>> BEGIN Records supplied
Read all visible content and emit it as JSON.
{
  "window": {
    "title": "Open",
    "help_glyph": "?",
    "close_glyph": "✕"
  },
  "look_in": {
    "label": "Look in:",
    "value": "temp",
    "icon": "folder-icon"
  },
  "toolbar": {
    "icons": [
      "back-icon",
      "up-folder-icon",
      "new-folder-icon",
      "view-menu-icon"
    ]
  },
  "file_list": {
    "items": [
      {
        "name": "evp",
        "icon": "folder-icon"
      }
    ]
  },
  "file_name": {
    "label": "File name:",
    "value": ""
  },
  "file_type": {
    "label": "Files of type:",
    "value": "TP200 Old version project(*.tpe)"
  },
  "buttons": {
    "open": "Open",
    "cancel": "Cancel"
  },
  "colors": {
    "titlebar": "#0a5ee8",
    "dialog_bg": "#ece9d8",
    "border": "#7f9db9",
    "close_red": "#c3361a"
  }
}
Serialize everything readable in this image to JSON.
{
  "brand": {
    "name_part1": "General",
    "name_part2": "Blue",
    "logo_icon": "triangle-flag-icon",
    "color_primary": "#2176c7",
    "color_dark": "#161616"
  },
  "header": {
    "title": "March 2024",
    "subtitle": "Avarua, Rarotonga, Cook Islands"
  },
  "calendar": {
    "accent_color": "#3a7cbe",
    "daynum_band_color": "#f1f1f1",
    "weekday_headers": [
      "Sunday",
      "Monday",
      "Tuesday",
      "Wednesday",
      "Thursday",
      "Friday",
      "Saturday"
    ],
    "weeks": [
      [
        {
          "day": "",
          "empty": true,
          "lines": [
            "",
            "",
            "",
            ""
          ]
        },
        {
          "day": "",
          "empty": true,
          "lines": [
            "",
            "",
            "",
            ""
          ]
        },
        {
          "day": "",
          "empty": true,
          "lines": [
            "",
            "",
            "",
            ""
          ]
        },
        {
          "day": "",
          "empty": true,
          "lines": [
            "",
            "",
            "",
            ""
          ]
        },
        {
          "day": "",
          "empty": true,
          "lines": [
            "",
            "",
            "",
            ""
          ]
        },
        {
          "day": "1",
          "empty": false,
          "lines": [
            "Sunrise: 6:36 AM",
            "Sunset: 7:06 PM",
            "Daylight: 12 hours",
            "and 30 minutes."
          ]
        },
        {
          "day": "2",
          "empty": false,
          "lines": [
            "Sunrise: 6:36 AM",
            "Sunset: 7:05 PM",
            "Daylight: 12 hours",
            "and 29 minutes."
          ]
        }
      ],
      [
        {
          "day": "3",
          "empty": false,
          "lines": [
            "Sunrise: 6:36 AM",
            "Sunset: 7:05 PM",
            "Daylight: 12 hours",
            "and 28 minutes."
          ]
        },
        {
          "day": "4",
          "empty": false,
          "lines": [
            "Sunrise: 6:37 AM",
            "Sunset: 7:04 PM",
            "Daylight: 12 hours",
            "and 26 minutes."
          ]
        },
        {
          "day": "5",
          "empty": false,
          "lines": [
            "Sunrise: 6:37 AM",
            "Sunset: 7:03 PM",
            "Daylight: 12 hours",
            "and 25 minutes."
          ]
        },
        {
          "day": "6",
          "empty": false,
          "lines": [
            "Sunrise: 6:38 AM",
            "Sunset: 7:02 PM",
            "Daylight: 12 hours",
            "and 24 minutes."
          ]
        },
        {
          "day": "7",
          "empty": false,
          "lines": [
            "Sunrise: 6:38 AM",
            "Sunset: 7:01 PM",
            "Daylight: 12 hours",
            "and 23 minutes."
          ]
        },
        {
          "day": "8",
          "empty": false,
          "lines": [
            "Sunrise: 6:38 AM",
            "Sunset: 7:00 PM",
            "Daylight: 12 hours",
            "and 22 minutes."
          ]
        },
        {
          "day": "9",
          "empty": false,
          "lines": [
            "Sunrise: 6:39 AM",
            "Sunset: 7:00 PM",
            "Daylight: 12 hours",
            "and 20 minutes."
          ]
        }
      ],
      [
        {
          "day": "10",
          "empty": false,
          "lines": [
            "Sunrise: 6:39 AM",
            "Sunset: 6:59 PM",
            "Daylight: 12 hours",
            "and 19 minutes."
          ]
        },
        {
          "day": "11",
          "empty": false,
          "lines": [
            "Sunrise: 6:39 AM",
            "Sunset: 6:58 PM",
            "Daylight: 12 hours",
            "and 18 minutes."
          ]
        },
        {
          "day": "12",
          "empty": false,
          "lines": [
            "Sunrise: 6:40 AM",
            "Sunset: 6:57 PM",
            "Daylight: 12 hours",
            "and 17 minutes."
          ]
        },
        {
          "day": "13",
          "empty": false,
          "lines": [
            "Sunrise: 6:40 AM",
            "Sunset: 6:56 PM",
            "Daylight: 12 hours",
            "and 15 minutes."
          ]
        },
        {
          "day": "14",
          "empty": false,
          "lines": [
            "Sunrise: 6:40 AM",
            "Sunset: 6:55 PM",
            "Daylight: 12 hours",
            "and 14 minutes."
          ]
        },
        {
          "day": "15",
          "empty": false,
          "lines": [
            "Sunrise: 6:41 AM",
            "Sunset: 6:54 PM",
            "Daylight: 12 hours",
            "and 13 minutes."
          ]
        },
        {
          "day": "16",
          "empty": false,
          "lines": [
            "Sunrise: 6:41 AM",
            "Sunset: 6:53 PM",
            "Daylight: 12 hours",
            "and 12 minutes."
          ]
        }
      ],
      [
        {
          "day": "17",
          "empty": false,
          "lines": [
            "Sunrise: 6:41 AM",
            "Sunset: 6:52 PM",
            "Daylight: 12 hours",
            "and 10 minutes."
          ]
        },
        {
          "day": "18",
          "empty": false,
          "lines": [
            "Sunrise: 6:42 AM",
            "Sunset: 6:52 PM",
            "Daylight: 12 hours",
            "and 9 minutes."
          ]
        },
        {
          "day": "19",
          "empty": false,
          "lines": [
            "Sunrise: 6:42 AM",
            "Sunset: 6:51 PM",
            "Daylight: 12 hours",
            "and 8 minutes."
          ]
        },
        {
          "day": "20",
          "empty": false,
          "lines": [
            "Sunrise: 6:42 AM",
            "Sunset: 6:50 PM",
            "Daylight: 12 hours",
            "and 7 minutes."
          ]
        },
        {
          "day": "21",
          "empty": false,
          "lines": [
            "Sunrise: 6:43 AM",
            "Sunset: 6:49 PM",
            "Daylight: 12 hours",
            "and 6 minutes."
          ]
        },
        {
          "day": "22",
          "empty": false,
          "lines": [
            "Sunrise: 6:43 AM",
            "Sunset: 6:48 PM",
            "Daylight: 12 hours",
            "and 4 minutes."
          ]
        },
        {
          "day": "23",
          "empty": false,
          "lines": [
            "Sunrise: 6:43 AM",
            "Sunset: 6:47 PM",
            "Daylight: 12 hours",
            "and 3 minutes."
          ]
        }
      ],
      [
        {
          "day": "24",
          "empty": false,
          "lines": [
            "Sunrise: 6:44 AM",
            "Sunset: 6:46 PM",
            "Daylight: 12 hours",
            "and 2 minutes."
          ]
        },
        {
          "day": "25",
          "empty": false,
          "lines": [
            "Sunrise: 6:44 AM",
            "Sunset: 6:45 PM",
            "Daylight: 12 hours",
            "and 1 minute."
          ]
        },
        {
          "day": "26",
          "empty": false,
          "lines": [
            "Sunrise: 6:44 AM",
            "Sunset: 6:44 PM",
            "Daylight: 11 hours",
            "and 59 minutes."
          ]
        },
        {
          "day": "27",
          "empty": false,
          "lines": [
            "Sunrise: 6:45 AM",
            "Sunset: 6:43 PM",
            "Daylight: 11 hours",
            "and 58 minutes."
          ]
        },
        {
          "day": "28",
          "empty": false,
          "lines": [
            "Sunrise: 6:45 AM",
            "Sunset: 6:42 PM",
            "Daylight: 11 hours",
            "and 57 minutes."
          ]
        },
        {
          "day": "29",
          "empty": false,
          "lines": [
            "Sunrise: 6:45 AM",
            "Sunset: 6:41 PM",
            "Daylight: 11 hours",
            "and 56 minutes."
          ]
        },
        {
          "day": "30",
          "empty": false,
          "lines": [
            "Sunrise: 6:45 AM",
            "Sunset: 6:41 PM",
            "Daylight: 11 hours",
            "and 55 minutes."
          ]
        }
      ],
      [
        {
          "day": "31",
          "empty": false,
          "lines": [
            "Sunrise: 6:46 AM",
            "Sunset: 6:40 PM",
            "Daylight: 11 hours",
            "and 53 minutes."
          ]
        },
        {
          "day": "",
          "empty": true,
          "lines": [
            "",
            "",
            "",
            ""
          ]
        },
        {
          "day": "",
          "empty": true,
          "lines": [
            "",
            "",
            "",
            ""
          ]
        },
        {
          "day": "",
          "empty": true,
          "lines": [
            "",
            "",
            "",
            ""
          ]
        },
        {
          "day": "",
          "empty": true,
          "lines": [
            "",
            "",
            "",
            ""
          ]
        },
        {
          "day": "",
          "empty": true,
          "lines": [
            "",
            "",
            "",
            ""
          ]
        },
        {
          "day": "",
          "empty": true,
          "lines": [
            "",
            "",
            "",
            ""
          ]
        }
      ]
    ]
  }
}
>> END Records supplied
**Task to complete**.
Find every line in the entries that includes the word "value", then state how many there are and nothing else.

**Reply to the exercise**.
3